BEGIN DATA LISTING

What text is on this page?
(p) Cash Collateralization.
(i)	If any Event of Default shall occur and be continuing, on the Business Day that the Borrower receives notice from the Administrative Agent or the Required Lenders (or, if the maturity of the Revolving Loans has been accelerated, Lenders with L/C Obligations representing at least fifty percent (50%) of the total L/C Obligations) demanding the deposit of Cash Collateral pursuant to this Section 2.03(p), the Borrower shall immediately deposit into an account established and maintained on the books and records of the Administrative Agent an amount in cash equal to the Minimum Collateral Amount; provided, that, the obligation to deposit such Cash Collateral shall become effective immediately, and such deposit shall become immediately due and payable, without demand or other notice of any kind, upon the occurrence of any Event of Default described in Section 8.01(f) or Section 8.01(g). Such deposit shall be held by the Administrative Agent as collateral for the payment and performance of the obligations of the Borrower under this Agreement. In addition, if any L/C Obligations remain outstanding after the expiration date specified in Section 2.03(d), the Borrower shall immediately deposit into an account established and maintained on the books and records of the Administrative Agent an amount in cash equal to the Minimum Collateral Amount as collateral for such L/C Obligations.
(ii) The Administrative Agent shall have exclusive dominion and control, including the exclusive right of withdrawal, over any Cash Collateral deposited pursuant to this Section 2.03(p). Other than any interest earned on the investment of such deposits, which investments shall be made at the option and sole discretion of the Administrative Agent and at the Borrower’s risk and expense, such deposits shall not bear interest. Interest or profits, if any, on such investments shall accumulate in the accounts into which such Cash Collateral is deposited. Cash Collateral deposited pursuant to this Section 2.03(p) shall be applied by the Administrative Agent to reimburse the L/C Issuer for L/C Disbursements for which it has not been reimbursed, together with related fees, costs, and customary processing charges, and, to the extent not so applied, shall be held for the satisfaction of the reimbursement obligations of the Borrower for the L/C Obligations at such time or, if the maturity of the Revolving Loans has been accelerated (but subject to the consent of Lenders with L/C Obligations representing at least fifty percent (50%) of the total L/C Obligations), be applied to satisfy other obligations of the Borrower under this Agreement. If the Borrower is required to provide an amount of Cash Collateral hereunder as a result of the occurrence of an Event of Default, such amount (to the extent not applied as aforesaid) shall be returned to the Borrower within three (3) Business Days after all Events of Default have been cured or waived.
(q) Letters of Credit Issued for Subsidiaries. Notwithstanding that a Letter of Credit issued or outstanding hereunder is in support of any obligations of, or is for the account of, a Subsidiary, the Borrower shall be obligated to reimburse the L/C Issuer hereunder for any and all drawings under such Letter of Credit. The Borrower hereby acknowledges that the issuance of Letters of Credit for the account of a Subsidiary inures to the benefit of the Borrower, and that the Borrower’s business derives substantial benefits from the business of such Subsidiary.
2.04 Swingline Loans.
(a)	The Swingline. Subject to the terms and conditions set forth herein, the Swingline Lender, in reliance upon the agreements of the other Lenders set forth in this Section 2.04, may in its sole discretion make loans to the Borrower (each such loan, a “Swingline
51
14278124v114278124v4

END DATA LISTING

*TASK BRIEF:*
Extract all lines as given.

*COMPLETED EXERCISE:*
What text is on this page?
(p) Cash Collateralization.
(i)	If any Event of Default shall occur and be continuing, on the Business Day that the Borrower receives notice from the Administrative Agent or the Required Lenders (or, if the maturity of the Revolving Loans has been accelerated, Lenders with L/C Obligations representing at least fifty percent (50%) of the total L/C Obligations) demanding the deposit of Cash Collateral pursuant to this Section 2.03(p), the Borrower shall immediately deposit into an account established and maintained on the books and records of the Administrative Agent an amount in cash equal to the Minimum Collateral Amount; provided, that, the obligation to deposit such Cash Collateral shall become effective immediately, and such deposit shall become immediately due and payable, without demand or other notice of any kind, upon the occurrence of any Event of Default described in Section 8.01(f) or Section 8.01(g). Such deposit shall be held by the Administrative Agent as collateral for the payment and performance of the obligations of the Borrower under this Agreement. In addition, if any L/C Obligations remain outstanding after the expiration date specified in Section 2.03(d), the Borrower shall immediately deposit into an account established and maintained on the books and records of the Administrative Agent an amount in cash equal to the Minimum Collateral Amount as collateral for such L/C Obligations.
(ii) The Administrative Agent shall have exclusive dominion and control, including the exclusive right of withdrawal, over any Cash Collateral deposited pursuant to this Section 2.03(p). Other than any interest earned on the investment of such deposits, which investments shall be made at the option and sole discretion of the Administrative Agent and at the Borrower’s risk and expense, such deposits shall not bear interest. Interest or profits, if any, on such investments shall accumulate in the accounts into which such Cash Collateral is deposited. Cash Collateral deposited pursuant to this Section 2.03(p) shall be applied by the Administrative Agent to reimburse the L/C Issuer for L/C Disbursements for which it has not been reimbursed, together with related fees, costs, and customary processing charges, and, to the extent not so applied, shall be held for the satisfaction of the reimbursement obligations of the Borrower for the L/C Obligations at such time or, if the maturity of the Revolving Loans has been accelerated (but subject to the consent of Lenders with L/C Obligations representing at least fifty percent (50%) of the total L/C Obligations), be applied to satisfy other obligations of the Borrower under this Agreement. If the Borrower is required to provide an amount of Cash Collateral hereunder as a result of the occurrence of an Event of Default, such amount (to the extent not applied as aforesaid) shall be returned to the Borrower within three (3) Business Days after all Events of Default have been cured or waived.
(q) Letters of Credit Issued for Subsidiaries. Notwithstanding that a Letter of Credit issued or outstanding hereunder is in support of any obligations of, or is for the account of, a Subsidiary, the Borrower shall be obligated to reimburse the L/C Issuer hereunder for any and all drawings under such Letter of Credit. The Borrower hereby acknowledges that the issuance of Letters of Credit for the account of a Subsidiary inures to the benefit of the Borrower, and that the Borrower’s business derives substantial benefits from the business of such Subsidiary.
2.04 Swingline Loans.
(a)	The Swingline. Subject to the terms and conditions set forth herein, the Swingline Lender, in reliance upon the agreements of the other Lenders set forth in this Section 2.04, may in its sole discretion make loans to the Borrower (each such loan, a “Swingline
51
14278124v114278124v4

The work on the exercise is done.